[Dataset records]
--*--
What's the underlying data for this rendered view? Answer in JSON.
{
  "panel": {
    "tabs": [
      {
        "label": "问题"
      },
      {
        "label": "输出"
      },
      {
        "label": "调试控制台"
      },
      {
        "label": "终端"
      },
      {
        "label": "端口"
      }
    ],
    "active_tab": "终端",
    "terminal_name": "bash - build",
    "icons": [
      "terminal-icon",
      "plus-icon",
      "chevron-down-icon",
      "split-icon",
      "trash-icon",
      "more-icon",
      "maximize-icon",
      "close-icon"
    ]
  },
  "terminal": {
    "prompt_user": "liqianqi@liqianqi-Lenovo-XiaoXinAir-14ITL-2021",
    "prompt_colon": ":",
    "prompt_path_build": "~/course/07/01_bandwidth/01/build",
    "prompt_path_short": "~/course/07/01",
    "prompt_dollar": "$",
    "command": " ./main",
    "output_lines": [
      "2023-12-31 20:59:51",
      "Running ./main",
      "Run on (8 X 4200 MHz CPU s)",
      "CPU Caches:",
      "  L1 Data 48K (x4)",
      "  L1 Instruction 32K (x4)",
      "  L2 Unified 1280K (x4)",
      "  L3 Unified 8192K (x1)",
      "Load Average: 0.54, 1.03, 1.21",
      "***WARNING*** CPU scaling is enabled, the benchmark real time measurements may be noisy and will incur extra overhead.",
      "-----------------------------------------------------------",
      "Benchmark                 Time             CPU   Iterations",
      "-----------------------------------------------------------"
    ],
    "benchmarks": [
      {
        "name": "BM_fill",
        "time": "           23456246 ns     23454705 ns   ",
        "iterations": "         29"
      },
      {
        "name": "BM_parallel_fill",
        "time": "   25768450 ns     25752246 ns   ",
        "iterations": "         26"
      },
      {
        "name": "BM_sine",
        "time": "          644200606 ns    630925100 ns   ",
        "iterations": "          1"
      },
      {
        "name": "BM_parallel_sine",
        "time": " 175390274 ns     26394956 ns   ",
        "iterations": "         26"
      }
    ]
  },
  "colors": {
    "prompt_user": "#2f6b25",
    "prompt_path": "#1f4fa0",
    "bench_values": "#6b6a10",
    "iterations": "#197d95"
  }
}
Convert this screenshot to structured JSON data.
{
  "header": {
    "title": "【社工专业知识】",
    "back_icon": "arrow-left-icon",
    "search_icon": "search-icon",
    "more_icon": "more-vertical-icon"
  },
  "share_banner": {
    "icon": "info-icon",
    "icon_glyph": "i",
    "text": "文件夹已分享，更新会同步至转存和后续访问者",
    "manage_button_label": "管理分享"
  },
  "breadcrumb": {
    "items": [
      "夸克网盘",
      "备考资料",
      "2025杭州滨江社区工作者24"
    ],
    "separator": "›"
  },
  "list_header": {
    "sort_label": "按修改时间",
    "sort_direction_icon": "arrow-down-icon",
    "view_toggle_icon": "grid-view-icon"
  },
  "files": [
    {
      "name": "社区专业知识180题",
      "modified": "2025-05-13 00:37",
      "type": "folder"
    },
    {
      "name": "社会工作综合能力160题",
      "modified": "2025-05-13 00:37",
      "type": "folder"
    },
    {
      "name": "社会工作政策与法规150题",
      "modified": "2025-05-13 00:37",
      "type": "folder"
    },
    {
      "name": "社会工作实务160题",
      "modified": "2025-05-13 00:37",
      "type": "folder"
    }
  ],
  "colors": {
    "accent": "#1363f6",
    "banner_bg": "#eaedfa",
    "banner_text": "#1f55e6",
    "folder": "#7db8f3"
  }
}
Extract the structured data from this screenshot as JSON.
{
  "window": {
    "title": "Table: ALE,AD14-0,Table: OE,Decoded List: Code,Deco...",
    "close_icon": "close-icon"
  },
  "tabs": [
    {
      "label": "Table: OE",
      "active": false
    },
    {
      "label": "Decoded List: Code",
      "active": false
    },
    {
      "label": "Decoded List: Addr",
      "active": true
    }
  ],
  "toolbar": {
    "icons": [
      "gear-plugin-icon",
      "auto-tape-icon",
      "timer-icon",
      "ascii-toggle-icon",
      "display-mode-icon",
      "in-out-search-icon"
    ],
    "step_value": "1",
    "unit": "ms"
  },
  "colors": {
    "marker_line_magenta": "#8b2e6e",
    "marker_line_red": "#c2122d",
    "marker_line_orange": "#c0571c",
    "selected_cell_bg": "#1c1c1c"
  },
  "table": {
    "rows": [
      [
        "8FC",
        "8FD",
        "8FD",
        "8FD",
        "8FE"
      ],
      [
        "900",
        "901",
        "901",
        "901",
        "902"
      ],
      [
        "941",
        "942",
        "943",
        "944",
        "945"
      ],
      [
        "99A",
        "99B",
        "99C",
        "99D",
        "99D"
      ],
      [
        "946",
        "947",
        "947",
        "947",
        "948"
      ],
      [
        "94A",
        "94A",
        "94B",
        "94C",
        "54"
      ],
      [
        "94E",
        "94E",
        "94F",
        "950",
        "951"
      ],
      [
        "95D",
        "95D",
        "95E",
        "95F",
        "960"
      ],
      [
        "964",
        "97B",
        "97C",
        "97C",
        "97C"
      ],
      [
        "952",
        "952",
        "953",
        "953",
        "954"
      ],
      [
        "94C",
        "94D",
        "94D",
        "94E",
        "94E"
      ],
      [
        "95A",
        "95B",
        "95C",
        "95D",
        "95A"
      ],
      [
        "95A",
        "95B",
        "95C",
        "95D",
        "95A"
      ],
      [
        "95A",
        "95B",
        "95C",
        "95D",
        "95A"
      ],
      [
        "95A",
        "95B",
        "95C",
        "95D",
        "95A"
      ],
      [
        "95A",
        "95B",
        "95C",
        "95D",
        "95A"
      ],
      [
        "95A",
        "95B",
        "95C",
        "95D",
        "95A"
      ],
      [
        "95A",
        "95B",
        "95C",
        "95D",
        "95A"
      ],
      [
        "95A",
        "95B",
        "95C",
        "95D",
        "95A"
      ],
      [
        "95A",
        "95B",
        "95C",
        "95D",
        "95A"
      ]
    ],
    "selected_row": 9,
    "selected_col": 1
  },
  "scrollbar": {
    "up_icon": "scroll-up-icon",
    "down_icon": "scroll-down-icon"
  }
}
--*--
Pick out each line that holds the string "structured".

== Reply ==
Convert this screenshot to structured JSON data.
Extract the structured data from this screenshot as JSON.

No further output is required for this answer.